* _WORK REQUIRED_
Copy nothing before the line that contains "Read all visible content and emit it as JSON."; from there, transcribe each line exactly through the end of the material, omitting pictures.

-- RECORDS PROVIDED start --

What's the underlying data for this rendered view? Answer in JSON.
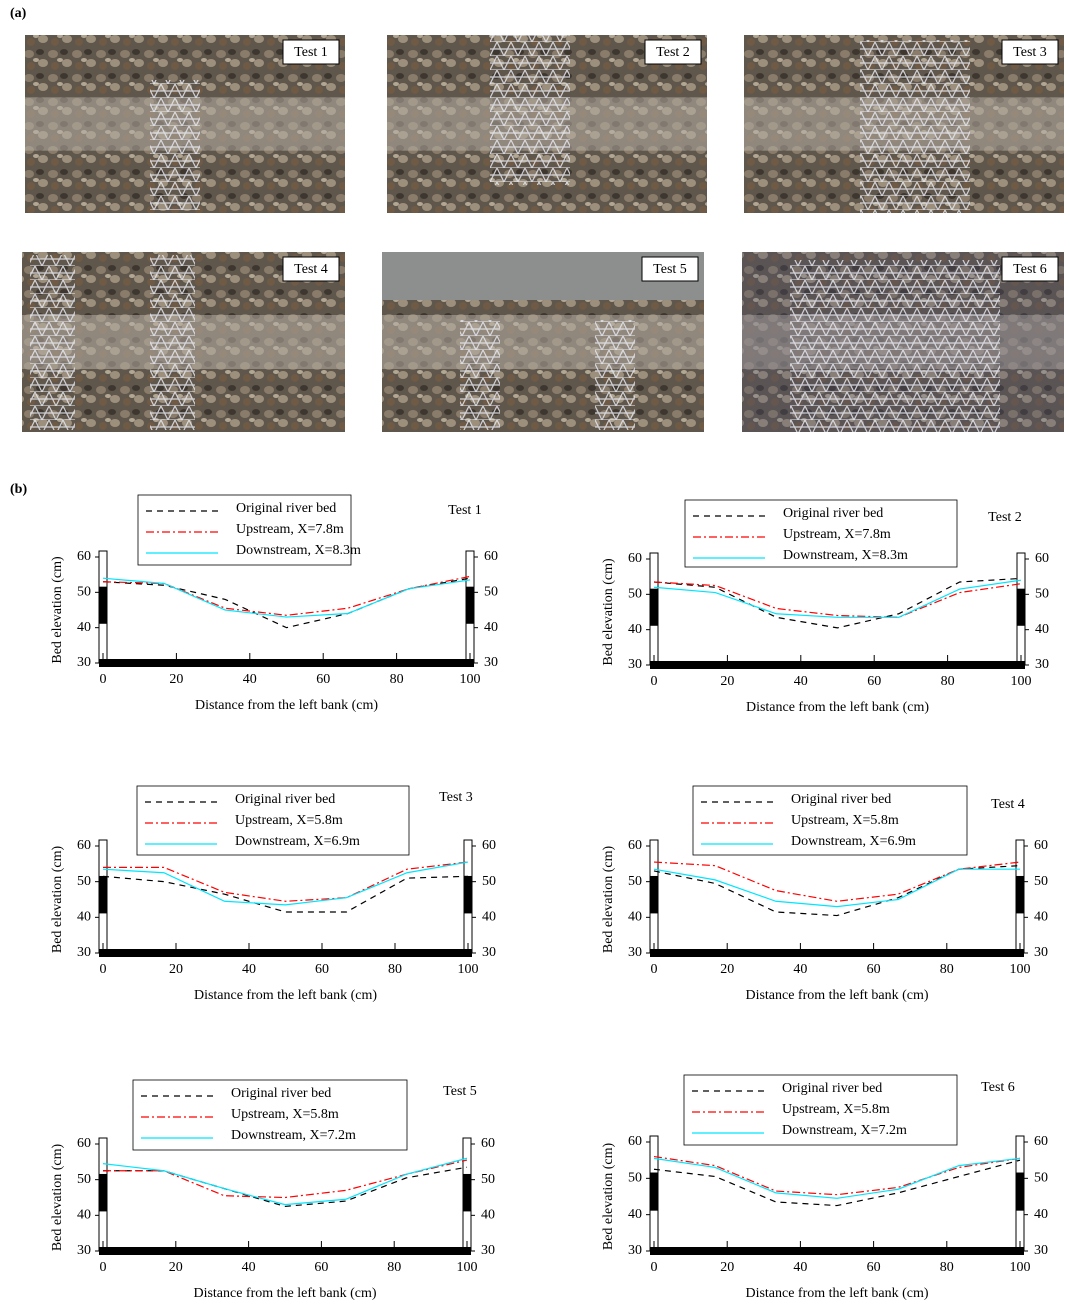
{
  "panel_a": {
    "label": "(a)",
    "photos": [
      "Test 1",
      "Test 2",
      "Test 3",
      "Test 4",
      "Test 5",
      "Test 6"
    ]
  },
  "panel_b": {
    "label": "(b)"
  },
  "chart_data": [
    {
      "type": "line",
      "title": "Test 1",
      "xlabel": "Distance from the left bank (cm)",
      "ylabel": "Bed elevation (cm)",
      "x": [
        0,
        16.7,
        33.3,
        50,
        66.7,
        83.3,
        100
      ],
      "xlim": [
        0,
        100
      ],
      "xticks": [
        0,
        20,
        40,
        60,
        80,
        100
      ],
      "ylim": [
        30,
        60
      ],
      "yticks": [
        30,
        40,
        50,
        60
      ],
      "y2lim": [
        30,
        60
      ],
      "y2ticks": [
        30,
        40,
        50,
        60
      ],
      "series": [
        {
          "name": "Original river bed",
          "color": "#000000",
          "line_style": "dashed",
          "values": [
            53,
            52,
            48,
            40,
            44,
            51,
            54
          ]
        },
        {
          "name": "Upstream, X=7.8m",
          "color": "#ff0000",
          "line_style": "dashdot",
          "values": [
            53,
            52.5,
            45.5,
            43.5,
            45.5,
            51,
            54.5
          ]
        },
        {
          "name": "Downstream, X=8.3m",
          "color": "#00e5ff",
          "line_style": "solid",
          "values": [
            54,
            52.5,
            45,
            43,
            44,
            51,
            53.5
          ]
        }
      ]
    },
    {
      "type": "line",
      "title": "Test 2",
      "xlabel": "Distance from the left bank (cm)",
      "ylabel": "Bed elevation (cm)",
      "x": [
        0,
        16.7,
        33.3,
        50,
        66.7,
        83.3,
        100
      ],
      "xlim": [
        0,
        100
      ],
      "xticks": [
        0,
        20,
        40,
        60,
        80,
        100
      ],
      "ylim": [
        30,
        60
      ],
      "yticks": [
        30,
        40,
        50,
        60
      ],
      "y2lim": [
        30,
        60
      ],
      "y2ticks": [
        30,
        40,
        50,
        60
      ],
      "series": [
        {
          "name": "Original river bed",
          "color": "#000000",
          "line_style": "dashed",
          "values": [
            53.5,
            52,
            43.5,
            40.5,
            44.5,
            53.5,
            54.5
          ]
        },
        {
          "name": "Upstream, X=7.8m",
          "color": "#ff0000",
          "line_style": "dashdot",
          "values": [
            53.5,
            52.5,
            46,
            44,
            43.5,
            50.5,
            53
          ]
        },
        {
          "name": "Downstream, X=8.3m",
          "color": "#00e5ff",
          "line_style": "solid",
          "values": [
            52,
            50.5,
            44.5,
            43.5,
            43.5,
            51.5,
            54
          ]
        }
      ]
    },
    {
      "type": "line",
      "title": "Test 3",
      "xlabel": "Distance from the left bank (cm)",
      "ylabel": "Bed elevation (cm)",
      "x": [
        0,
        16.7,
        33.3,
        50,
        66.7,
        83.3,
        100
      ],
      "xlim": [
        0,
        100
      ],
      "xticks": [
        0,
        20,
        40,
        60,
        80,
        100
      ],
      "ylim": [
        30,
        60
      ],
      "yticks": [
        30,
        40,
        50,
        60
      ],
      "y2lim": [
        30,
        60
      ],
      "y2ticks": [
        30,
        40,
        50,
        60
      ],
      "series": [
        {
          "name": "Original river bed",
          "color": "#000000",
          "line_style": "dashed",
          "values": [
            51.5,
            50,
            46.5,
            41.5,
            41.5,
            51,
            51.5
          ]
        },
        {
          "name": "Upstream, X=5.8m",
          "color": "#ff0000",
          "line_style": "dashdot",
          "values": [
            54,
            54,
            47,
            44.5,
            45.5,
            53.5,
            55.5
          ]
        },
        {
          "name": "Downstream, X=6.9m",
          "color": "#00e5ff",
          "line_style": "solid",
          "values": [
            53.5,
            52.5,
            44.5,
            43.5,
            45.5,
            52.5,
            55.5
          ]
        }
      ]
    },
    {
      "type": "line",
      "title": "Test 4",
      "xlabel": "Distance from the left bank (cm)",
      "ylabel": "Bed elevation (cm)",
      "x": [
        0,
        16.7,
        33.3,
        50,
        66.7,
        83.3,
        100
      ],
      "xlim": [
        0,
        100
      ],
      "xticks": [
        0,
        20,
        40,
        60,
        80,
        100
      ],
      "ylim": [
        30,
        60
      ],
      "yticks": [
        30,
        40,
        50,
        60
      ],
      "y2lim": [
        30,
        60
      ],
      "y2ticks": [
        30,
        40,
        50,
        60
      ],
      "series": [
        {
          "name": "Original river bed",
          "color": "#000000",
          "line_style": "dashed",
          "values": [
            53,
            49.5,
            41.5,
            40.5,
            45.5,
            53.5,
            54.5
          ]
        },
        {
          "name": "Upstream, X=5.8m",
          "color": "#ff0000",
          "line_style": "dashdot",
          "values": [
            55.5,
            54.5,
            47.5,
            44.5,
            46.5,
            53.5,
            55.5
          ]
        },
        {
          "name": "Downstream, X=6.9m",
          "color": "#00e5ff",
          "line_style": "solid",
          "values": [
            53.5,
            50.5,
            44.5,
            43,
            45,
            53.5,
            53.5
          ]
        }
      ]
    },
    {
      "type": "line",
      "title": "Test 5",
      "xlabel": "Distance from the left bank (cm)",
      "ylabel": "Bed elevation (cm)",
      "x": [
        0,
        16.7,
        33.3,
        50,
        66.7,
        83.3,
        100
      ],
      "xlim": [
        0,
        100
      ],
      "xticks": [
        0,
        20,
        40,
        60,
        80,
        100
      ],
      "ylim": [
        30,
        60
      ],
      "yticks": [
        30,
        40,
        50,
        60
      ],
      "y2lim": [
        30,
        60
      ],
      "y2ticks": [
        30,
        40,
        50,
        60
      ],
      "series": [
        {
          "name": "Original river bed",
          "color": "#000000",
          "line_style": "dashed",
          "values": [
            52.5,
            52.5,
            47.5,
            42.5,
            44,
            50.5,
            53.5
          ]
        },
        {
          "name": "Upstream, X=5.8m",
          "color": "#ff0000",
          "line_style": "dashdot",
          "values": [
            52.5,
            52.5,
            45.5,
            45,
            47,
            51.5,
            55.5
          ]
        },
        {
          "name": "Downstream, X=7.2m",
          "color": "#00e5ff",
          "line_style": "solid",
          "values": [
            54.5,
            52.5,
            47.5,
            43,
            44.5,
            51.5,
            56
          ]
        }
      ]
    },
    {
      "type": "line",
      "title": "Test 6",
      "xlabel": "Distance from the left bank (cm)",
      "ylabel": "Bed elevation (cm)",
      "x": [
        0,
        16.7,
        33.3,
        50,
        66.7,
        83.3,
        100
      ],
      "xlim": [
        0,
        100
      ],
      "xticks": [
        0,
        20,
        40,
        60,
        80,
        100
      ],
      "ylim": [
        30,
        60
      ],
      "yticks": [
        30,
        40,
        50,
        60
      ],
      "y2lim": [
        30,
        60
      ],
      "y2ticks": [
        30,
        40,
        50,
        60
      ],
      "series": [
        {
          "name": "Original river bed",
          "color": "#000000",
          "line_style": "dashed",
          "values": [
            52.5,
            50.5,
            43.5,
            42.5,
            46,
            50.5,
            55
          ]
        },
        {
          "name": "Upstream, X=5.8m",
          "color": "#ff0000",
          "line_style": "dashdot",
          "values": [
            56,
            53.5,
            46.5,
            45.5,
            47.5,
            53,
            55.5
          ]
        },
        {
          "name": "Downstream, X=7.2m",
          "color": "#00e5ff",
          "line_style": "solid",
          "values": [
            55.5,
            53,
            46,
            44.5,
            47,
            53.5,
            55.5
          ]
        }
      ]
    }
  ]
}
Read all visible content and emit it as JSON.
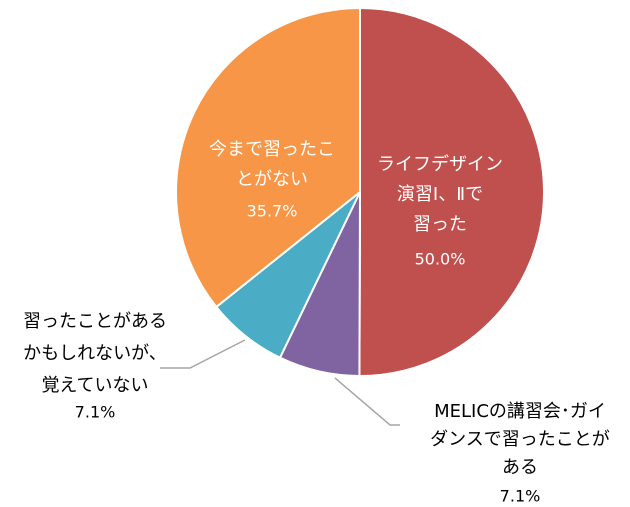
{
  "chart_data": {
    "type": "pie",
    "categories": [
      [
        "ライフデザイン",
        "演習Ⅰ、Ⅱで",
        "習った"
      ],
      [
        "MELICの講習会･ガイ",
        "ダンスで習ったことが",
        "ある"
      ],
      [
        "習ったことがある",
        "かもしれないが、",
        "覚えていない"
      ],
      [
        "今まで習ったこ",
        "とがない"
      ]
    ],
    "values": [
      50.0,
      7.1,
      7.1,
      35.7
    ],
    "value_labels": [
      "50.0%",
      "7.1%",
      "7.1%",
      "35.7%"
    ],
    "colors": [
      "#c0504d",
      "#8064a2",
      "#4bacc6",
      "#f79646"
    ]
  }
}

-- RECORDS PROVIDED end --

* _EXERCISE RESPONSE_
Read all visible content and emit it as JSON.
{
  "chart_data": {
    "type": "pie",
    "categories": [
      [
        "ライフデザイン",
        "演習Ⅰ、Ⅱで",
        "習った"
      ],
      [
        "MELICの講習会･ガイ",
        "ダンスで習ったことが",
        "ある"
      ],
      [
        "習ったことがある",
        "かもしれないが、",
        "覚えていない"
      ],
      [
        "今まで習ったこ",
        "とがない"
      ]
    ],
    "values": [
      50.0,
      7.1,
      7.1,
      35.7
    ],
    "value_labels": [
      "50.0%",
      "7.1%",
      "7.1%",
      "35.7%"
    ],
    "colors": [
      "#c0504d",
      "#8064a2",
      "#4bacc6",
      "#f79646"
    ]
  }
}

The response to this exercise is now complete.